**What is needed:**
Find all lines in the listing that include the word "Chrome", then copy them.

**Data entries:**
---

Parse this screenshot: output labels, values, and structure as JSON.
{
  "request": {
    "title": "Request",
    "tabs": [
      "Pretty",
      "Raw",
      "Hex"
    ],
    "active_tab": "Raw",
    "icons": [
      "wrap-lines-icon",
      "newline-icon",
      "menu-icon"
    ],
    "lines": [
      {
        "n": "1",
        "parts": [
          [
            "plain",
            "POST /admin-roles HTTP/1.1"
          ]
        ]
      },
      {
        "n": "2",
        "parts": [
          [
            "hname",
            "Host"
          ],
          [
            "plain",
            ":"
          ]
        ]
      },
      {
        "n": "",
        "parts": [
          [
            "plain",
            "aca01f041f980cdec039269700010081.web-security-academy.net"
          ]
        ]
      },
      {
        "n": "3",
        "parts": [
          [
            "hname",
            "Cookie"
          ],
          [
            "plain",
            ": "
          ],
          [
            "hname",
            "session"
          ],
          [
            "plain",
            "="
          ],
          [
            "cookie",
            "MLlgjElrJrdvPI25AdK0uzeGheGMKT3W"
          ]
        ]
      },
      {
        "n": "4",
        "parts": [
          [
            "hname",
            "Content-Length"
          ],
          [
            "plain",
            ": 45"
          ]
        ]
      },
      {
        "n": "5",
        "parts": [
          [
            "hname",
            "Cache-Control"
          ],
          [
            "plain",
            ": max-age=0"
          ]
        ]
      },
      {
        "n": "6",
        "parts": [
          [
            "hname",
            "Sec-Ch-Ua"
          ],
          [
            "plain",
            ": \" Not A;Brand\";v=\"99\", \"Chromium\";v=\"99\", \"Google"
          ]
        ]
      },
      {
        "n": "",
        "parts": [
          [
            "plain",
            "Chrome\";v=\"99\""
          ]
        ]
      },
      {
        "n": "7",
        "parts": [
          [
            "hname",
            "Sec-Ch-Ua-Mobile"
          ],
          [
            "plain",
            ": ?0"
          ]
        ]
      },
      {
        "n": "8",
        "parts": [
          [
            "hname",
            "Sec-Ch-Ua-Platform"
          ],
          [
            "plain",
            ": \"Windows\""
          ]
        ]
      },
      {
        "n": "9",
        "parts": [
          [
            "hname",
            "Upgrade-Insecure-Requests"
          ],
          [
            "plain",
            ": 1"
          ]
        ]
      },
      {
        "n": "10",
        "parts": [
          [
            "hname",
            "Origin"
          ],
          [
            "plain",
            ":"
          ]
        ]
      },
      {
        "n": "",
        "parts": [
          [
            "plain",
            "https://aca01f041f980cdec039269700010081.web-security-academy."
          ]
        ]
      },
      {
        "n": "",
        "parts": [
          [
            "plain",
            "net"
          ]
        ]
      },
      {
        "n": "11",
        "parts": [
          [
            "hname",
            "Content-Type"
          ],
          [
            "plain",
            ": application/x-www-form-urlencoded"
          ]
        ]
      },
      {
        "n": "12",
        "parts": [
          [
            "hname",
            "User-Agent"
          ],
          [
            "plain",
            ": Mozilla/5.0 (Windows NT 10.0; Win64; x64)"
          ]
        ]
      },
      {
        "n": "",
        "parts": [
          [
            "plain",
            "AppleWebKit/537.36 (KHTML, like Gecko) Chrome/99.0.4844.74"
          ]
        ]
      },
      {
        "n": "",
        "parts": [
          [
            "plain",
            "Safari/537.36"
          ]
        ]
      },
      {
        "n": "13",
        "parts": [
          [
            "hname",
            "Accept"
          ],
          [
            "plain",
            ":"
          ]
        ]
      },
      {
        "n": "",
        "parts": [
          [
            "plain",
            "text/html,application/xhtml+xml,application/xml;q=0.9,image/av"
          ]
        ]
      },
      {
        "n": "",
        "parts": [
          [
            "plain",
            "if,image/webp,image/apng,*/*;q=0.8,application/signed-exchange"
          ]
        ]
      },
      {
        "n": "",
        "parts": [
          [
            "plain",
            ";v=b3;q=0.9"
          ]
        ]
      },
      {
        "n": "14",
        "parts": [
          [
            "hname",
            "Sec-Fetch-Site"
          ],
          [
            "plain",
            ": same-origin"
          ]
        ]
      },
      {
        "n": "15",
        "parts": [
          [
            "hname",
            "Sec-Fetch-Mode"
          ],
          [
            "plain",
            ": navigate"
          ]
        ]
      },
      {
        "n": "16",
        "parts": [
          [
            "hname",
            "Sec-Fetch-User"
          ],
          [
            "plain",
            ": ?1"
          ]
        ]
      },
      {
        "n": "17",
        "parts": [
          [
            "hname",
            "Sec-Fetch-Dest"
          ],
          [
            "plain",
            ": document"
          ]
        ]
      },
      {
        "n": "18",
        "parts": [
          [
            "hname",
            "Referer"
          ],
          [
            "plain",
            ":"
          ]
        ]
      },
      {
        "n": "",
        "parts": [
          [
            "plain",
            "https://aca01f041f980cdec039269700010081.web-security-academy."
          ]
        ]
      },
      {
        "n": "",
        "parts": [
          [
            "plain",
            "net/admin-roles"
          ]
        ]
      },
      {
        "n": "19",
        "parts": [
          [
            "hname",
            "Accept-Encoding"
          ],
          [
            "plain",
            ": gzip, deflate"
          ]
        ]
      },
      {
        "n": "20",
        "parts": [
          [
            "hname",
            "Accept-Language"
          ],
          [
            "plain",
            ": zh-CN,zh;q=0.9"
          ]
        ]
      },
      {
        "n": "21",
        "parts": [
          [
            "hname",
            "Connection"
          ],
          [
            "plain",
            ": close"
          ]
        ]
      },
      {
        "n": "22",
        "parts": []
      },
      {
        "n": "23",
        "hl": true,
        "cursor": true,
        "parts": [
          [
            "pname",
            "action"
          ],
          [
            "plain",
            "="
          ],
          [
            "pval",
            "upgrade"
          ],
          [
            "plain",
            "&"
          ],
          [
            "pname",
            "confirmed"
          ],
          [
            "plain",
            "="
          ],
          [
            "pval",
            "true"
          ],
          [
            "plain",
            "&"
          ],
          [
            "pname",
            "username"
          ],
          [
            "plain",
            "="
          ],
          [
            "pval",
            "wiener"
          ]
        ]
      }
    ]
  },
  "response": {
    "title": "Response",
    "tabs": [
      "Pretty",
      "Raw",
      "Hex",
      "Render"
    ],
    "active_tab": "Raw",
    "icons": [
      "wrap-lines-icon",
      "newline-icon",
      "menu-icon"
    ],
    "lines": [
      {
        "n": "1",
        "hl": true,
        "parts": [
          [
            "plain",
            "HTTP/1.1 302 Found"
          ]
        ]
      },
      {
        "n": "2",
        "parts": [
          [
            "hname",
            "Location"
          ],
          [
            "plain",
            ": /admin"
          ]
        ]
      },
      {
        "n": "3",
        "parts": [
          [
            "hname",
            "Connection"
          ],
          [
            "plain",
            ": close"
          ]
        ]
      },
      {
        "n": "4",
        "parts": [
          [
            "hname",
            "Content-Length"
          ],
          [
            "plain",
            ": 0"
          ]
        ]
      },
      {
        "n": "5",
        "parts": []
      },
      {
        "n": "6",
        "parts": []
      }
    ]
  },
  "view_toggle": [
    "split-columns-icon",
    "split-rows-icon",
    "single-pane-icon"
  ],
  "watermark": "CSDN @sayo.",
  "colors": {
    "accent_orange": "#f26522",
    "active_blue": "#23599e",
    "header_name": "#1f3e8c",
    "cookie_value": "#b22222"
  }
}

---

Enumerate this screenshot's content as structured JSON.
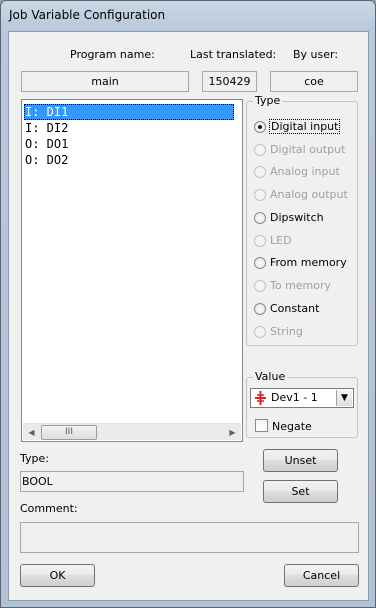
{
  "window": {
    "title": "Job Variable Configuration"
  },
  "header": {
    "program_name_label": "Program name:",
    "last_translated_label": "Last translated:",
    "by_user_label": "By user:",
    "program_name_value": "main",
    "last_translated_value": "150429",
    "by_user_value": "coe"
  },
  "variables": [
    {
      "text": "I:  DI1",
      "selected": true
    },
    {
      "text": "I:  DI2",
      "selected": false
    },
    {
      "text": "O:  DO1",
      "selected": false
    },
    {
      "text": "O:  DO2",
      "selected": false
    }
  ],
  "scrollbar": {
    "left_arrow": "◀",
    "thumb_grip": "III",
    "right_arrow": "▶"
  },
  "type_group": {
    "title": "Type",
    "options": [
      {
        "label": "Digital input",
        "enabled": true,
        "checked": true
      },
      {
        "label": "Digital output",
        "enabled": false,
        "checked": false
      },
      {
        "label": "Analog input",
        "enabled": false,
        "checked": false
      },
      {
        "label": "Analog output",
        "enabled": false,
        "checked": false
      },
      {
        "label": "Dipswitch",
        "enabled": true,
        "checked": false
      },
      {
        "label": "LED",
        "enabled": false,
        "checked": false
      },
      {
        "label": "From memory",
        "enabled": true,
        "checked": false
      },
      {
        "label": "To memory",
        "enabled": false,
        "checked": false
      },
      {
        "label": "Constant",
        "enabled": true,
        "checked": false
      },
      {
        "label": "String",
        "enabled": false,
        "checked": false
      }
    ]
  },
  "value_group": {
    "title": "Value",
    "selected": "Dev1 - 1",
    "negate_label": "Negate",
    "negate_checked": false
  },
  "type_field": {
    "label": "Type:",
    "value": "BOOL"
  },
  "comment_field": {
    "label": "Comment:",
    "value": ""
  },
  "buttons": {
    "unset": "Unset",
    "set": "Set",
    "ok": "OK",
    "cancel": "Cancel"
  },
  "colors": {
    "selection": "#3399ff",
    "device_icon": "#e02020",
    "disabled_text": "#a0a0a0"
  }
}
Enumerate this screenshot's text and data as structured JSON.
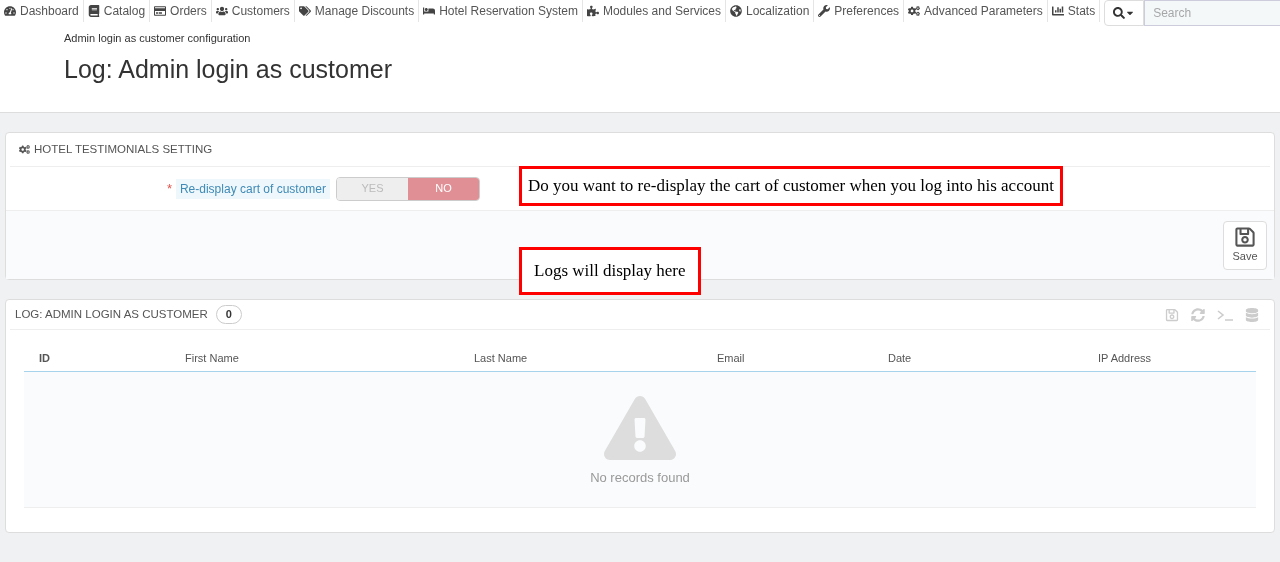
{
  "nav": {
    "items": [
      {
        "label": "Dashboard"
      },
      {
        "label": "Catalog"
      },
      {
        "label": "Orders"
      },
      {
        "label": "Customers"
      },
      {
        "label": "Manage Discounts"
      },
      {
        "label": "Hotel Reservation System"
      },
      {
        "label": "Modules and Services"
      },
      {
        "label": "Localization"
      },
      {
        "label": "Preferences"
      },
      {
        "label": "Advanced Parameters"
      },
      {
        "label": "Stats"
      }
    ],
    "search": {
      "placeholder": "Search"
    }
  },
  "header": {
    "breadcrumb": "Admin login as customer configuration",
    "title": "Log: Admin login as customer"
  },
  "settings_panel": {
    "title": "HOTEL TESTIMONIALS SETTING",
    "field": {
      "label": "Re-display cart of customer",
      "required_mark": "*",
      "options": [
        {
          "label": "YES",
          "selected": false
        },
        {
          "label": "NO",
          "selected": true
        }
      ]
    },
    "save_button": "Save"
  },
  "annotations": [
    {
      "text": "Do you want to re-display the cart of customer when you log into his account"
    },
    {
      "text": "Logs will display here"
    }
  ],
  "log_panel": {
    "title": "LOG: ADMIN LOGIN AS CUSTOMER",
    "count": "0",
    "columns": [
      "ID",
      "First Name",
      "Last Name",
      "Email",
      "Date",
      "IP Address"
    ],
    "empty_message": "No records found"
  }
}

---

**Exercise output:**
            "Chrome\";v=\"99\""
            "AppleWebKit/537.36 (KHTML, like Gecko) Chrome/99.0.4844.74"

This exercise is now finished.